* Task to carry out:
Return the lines below that carry the word "output".
==== Materials provided
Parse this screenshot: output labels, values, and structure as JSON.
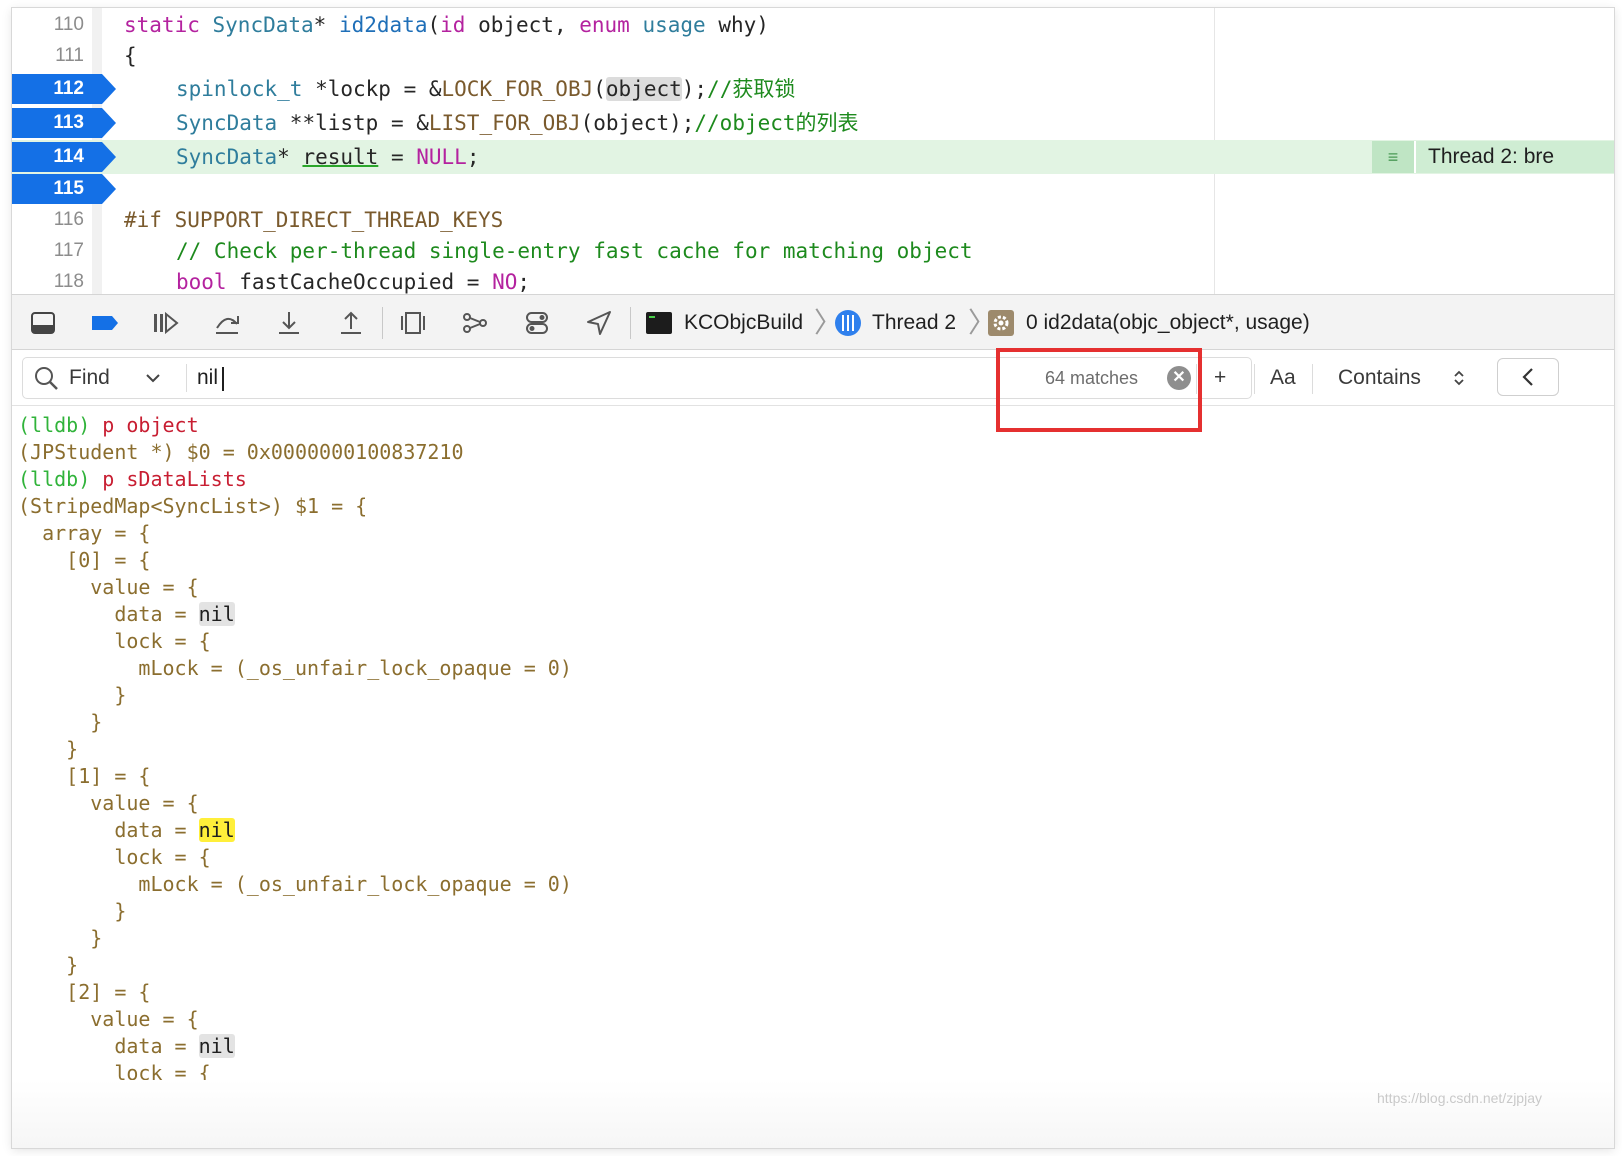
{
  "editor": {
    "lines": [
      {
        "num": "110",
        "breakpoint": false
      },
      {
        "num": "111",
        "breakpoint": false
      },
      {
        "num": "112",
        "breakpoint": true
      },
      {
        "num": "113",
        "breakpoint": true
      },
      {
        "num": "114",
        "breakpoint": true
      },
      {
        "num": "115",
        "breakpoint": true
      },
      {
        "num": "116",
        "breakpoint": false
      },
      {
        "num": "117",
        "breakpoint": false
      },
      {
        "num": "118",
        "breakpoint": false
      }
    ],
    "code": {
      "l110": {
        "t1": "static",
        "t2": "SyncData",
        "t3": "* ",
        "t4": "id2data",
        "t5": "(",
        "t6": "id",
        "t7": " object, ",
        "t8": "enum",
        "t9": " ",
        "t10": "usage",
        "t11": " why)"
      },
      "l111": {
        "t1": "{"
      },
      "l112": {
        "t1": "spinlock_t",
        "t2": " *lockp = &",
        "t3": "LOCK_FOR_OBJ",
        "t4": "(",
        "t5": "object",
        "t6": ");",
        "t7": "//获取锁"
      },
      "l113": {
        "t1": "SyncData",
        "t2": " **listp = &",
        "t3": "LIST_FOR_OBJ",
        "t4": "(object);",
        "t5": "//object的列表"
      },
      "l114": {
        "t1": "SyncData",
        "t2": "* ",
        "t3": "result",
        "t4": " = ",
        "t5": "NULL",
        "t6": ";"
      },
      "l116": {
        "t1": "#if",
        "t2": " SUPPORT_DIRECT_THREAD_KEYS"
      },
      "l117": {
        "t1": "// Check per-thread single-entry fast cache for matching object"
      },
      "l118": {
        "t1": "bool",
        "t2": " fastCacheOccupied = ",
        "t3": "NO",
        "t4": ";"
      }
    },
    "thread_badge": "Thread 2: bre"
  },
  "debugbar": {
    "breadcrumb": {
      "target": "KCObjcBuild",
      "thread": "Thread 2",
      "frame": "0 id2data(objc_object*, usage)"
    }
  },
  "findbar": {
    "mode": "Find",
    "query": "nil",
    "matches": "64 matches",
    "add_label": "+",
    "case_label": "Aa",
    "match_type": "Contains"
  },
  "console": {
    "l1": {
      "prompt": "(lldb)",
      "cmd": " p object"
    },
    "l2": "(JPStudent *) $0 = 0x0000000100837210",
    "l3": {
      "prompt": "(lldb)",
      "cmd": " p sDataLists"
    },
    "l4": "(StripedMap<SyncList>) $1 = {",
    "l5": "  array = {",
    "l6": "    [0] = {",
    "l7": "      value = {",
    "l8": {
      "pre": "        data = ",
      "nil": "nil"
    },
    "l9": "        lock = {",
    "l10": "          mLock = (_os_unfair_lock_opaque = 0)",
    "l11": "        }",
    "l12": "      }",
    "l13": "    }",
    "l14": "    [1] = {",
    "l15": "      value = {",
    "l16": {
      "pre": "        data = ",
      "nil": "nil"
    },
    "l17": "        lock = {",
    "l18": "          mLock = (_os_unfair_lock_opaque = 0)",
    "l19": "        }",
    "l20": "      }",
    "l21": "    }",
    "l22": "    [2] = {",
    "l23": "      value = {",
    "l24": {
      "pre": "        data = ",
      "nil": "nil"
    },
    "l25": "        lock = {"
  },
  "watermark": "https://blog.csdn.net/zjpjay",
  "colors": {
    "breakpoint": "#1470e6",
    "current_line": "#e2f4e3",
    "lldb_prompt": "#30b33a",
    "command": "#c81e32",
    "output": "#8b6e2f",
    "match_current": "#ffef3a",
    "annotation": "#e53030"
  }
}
========
* Answer to this problem:
Parse this screenshot: output labels, values, and structure as JSON.
    "output": "#8b6e2f",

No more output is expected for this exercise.